• [Exercise details]:
Gather up every line from the entries below that uses the word "Resumo".

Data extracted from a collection
┌────────
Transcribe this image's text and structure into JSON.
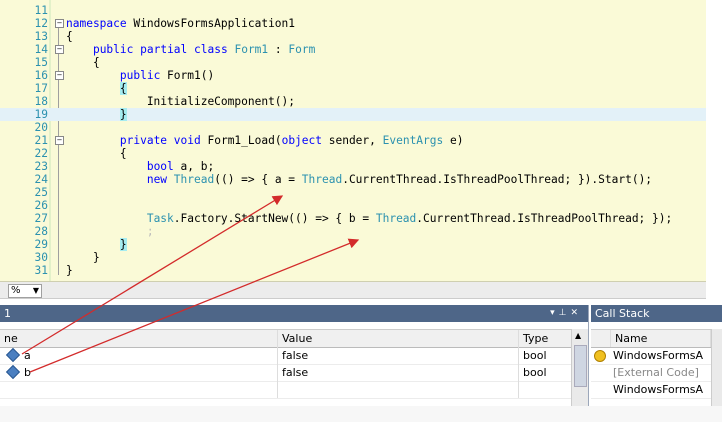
{
  "editor": {
    "lines": [
      {
        "num": "11",
        "segs": []
      },
      {
        "num": "12",
        "fold": "−",
        "segs": [
          {
            "t": "namespace",
            "c": "kw"
          },
          {
            "t": " WindowsFormsApplication1"
          }
        ]
      },
      {
        "num": "13",
        "segs": [
          {
            "t": "{"
          }
        ]
      },
      {
        "num": "14",
        "fold": "−",
        "segs": [
          {
            "t": "    "
          },
          {
            "t": "public",
            "c": "kw"
          },
          {
            "t": " "
          },
          {
            "t": "partial",
            "c": "kw"
          },
          {
            "t": " "
          },
          {
            "t": "class",
            "c": "kw"
          },
          {
            "t": " "
          },
          {
            "t": "Form1",
            "c": "ty"
          },
          {
            "t": " : "
          },
          {
            "t": "Form",
            "c": "ty"
          }
        ]
      },
      {
        "num": "15",
        "segs": [
          {
            "t": "    {"
          }
        ]
      },
      {
        "num": "16",
        "fold": "−",
        "segs": [
          {
            "t": "        "
          },
          {
            "t": "public",
            "c": "kw"
          },
          {
            "t": " Form1()"
          }
        ]
      },
      {
        "num": "17",
        "segs": [
          {
            "t": "        "
          },
          {
            "t": "{",
            "c": "br"
          }
        ]
      },
      {
        "num": "18",
        "segs": [
          {
            "t": "            InitializeComponent();"
          }
        ]
      },
      {
        "num": "19",
        "hl": true,
        "segs": [
          {
            "t": "        "
          },
          {
            "t": "}",
            "c": "br"
          }
        ]
      },
      {
        "num": "20",
        "segs": []
      },
      {
        "num": "21",
        "fold": "−",
        "segs": [
          {
            "t": "        "
          },
          {
            "t": "private",
            "c": "kw"
          },
          {
            "t": " "
          },
          {
            "t": "void",
            "c": "kw"
          },
          {
            "t": " Form1_Load("
          },
          {
            "t": "object",
            "c": "kw"
          },
          {
            "t": " sender, "
          },
          {
            "t": "EventArgs",
            "c": "ty"
          },
          {
            "t": " e)"
          }
        ]
      },
      {
        "num": "22",
        "segs": [
          {
            "t": "        {"
          }
        ]
      },
      {
        "num": "23",
        "segs": [
          {
            "t": "            "
          },
          {
            "t": "bool",
            "c": "kw"
          },
          {
            "t": " a, b;"
          }
        ]
      },
      {
        "num": "24",
        "segs": [
          {
            "t": "            "
          },
          {
            "t": "new",
            "c": "kw"
          },
          {
            "t": " "
          },
          {
            "t": "Thread",
            "c": "ty"
          },
          {
            "t": "(() => { a = "
          },
          {
            "t": "Thread",
            "c": "ty"
          },
          {
            "t": ".CurrentThread.IsThreadPoolThread; }).Start();"
          }
        ]
      },
      {
        "num": "25",
        "segs": []
      },
      {
        "num": "26",
        "segs": []
      },
      {
        "num": "27",
        "segs": [
          {
            "t": "            "
          },
          {
            "t": "Task",
            "c": "ty"
          },
          {
            "t": ".Factory.StartNew(() => { b = "
          },
          {
            "t": "Thread",
            "c": "ty"
          },
          {
            "t": ".CurrentThread.IsThreadPoolThread; });"
          }
        ]
      },
      {
        "num": "28",
        "segs": [
          {
            "t": "            "
          },
          {
            "t": ";",
            "c": "cm"
          }
        ]
      },
      {
        "num": "29",
        "segs": [
          {
            "t": "        "
          },
          {
            "t": "}",
            "c": "br"
          }
        ]
      },
      {
        "num": "30",
        "segs": [
          {
            "t": "    }"
          }
        ]
      },
      {
        "num": "31",
        "segs": [
          {
            "t": "}"
          }
        ]
      }
    ],
    "zoom_value": "%"
  },
  "locals": {
    "title": "1",
    "columns": [
      "ne",
      "Value",
      "Type"
    ],
    "rows": [
      {
        "name": "a",
        "value": "false",
        "type": "bool"
      },
      {
        "name": "b",
        "value": "false",
        "type": "bool"
      },
      {
        "name": "",
        "value": "",
        "type": ""
      }
    ]
  },
  "callstack": {
    "title": "Call Stack",
    "column": "Name",
    "rows": [
      "WindowsFormsA",
      "[External Code]",
      "WindowsFormsA"
    ]
  },
  "colors": {
    "accent": "#4e6688",
    "arrow": "#d32b2b",
    "editor_bg": "#fafad7"
  }
}
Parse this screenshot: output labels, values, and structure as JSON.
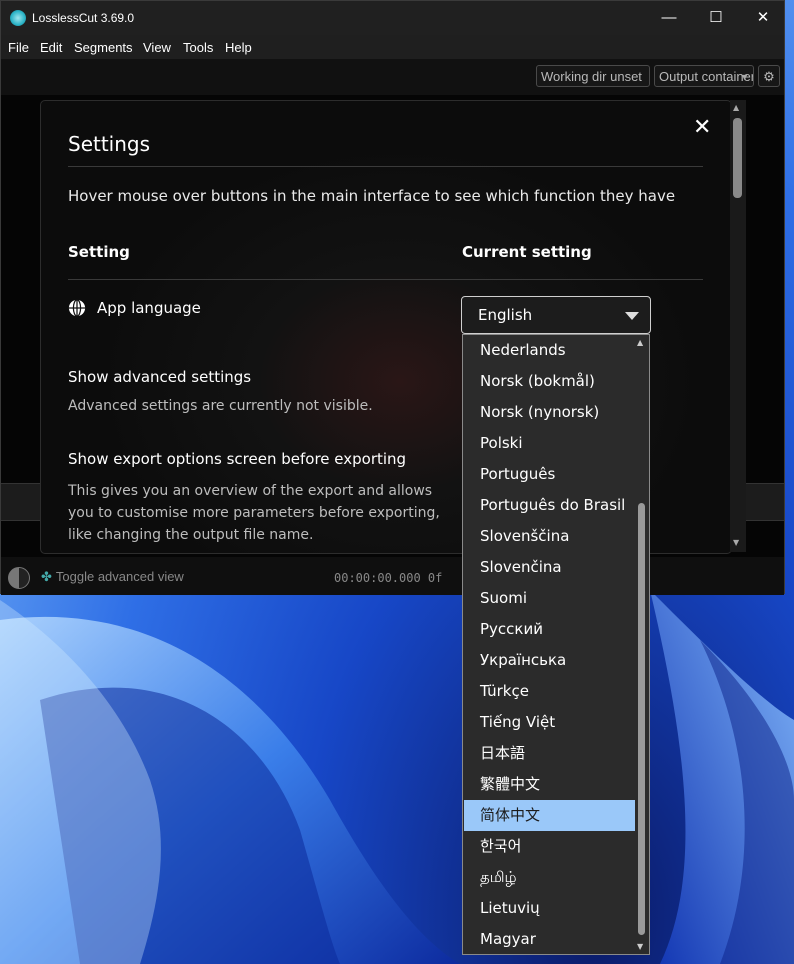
{
  "window": {
    "title": "LosslessCut 3.69.0",
    "controls": {
      "minimize": "—",
      "maximize": "☐",
      "close": "✕"
    }
  },
  "menu": [
    "File",
    "Edit",
    "Segments",
    "View",
    "Tools",
    "Help"
  ],
  "toolbar": {
    "working_dir": "Working dir unset",
    "output_container": "Output container",
    "settings_icon": "gear-icon"
  },
  "settings": {
    "title": "Settings",
    "close_glyph": "✕",
    "description": "Hover mouse over buttons in the main interface to see which function they have",
    "header_setting": "Setting",
    "header_current": "Current setting",
    "app_language_label": "App language",
    "language_value": "English",
    "advanced_label": "Show advanced settings",
    "advanced_desc": "Advanced settings are currently not visible.",
    "export_label": "Show export options screen before exporting",
    "export_desc": "This gives you an overview of the export and allows you to customise more parameters before exporting, like changing the output file name."
  },
  "bottom": {
    "toggle_advanced": "Toggle advanced view",
    "timecode": "00:00:00.000 0f"
  },
  "language_options": [
    "Nederlands",
    "Norsk (bokmål)",
    "Norsk (nynorsk)",
    "Polski",
    "Português",
    "Português do Brasil",
    "Slovenščina",
    "Slovenčina",
    "Suomi",
    "Русский",
    "Українська",
    "Türkçe",
    "Tiếng Việt",
    "日本語",
    "繁體中文",
    "简体中文",
    "한국어",
    "தமிழ்",
    "Lietuvių",
    "Magyar"
  ],
  "highlighted_option": "简体中文",
  "colors": {
    "highlight": "#9ac8f9",
    "accent": "#2bb3c6"
  }
}
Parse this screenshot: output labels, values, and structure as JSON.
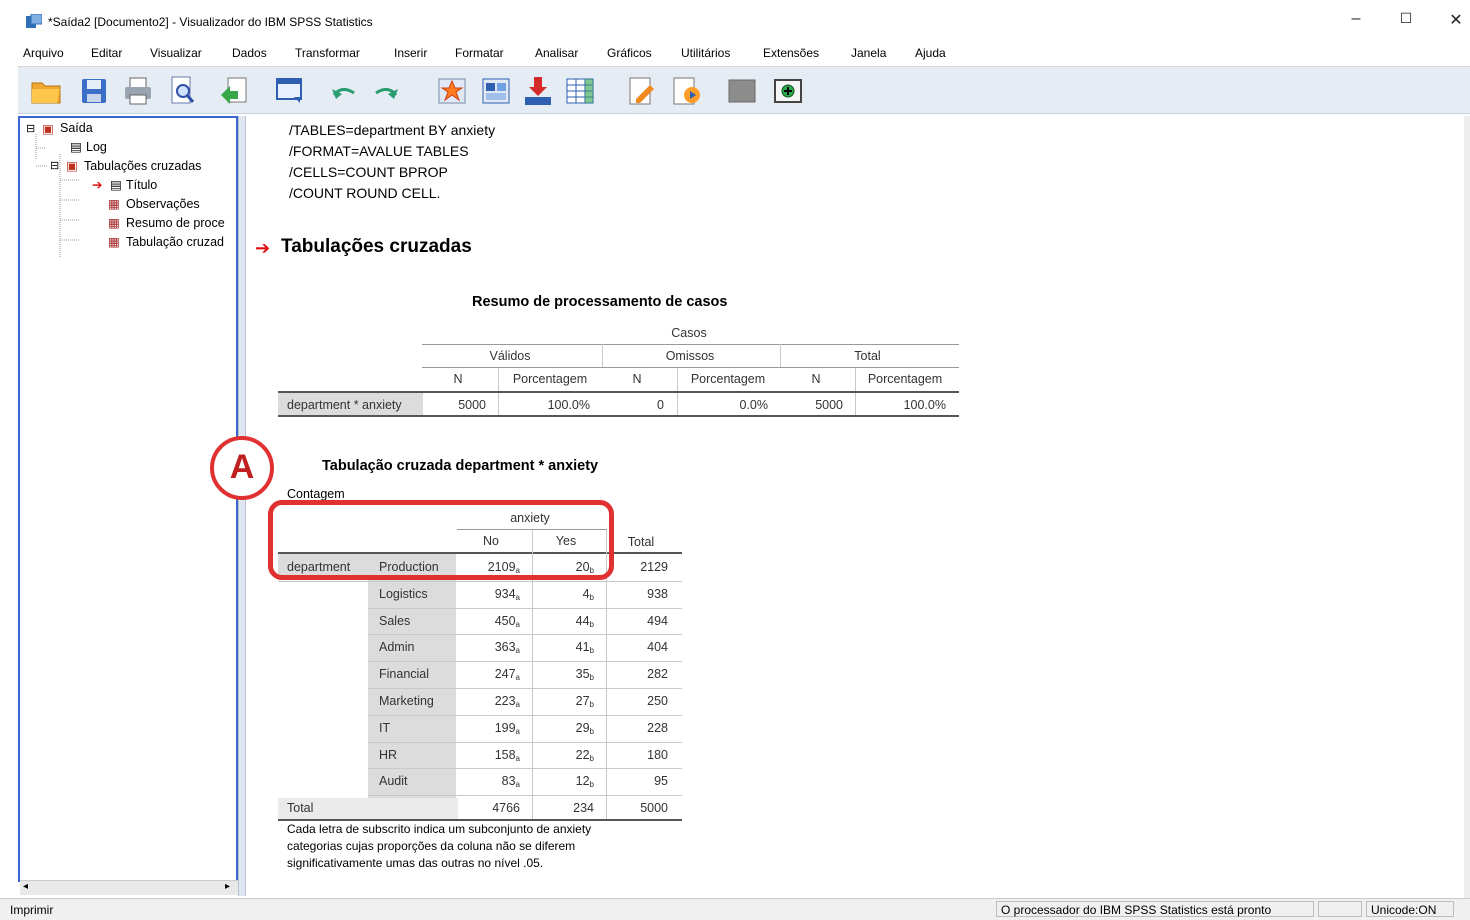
{
  "window": {
    "title": "*Saída2 [Documento2] - Visualizador do IBM SPSS Statistics",
    "minimize": "–",
    "maximize": "☐",
    "close": "✕"
  },
  "menu": [
    "Arquivo",
    "Editar",
    "Visualizar",
    "Dados",
    "Transformar",
    "Inserir",
    "Formatar",
    "Analisar",
    "Gráficos",
    "Utilitários",
    "Extensões",
    "Janela",
    "Ajuda"
  ],
  "toolbar_icons": [
    "open-icon",
    "save-icon",
    "print-icon",
    "print-preview-icon",
    "export-icon",
    "recall-dialog-icon",
    "undo-icon",
    "redo-icon",
    "goto-case-icon",
    "goto-variable-icon",
    "insert-variable-icon",
    "split-icon",
    "edit-icon",
    "insert-chart-icon",
    "designate-window-icon",
    "add-icon"
  ],
  "tree": {
    "root": "Saída",
    "log": "Log",
    "crosstabs": "Tabulações cruzadas",
    "title_item": "Título",
    "notes": "Observações",
    "summary": "Resumo de proce",
    "crosstab": "Tabulação cruzad"
  },
  "syntax": [
    "/TABLES=department BY anxiety",
    "/FORMAT=AVALUE TABLES",
    "/CELLS=COUNT BPROP",
    "/COUNT ROUND CELL."
  ],
  "section_title": "Tabulações cruzadas",
  "summary_table": {
    "title": "Resumo de processamento de casos",
    "casos": "Casos",
    "validos": "Válidos",
    "omissos": "Omissos",
    "total": "Total",
    "n": "N",
    "pct": "Porcentagem",
    "row_label": "department * anxiety",
    "valid_n": "5000",
    "valid_pct": "100.0%",
    "missing_n": "0",
    "missing_pct": "0.0%",
    "total_n": "5000",
    "total_pct": "100.0%"
  },
  "crosstab": {
    "title": "Tabulação cruzada department * anxiety",
    "contagem": "Contagem",
    "anxiety": "anxiety",
    "no": "No",
    "yes": "Yes",
    "total": "Total",
    "department": "department",
    "rows": [
      {
        "label": "Production",
        "no": "2109",
        "no_sub": "a",
        "yes": "20",
        "yes_sub": "b",
        "total": "2129"
      },
      {
        "label": "Logistics",
        "no": "934",
        "no_sub": "a",
        "yes": "4",
        "yes_sub": "b",
        "total": "938"
      },
      {
        "label": "Sales",
        "no": "450",
        "no_sub": "a",
        "yes": "44",
        "yes_sub": "b",
        "total": "494"
      },
      {
        "label": "Admin",
        "no": "363",
        "no_sub": "a",
        "yes": "41",
        "yes_sub": "b",
        "total": "404"
      },
      {
        "label": "Financial",
        "no": "247",
        "no_sub": "a",
        "yes": "35",
        "yes_sub": "b",
        "total": "282"
      },
      {
        "label": "Marketing",
        "no": "223",
        "no_sub": "a",
        "yes": "27",
        "yes_sub": "b",
        "total": "250"
      },
      {
        "label": "IT",
        "no": "199",
        "no_sub": "a",
        "yes": "29",
        "yes_sub": "b",
        "total": "228"
      },
      {
        "label": "HR",
        "no": "158",
        "no_sub": "a",
        "yes": "22",
        "yes_sub": "b",
        "total": "180"
      },
      {
        "label": "Audit",
        "no": "83",
        "no_sub": "a",
        "yes": "12",
        "yes_sub": "b",
        "total": "95"
      }
    ],
    "total_label": "Total",
    "total_no": "4766",
    "total_yes": "234",
    "total_total": "5000",
    "footnote": [
      "Cada letra de subscrito indica um subconjunto de anxiety",
      "categorias cujas proporções da coluna não se diferem",
      "significativamente umas das outras no nível .05."
    ]
  },
  "annotation": {
    "label": "A",
    "color": "#e03030"
  },
  "status": {
    "left": "Imprimir",
    "processor": "O processador do IBM SPSS Statistics  está pronto",
    "unicode": "Unicode:ON"
  }
}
└────────
• [Problem solution]:
    "summary": "Resumo de proce",
    "title": "Resumo de processamento de casos",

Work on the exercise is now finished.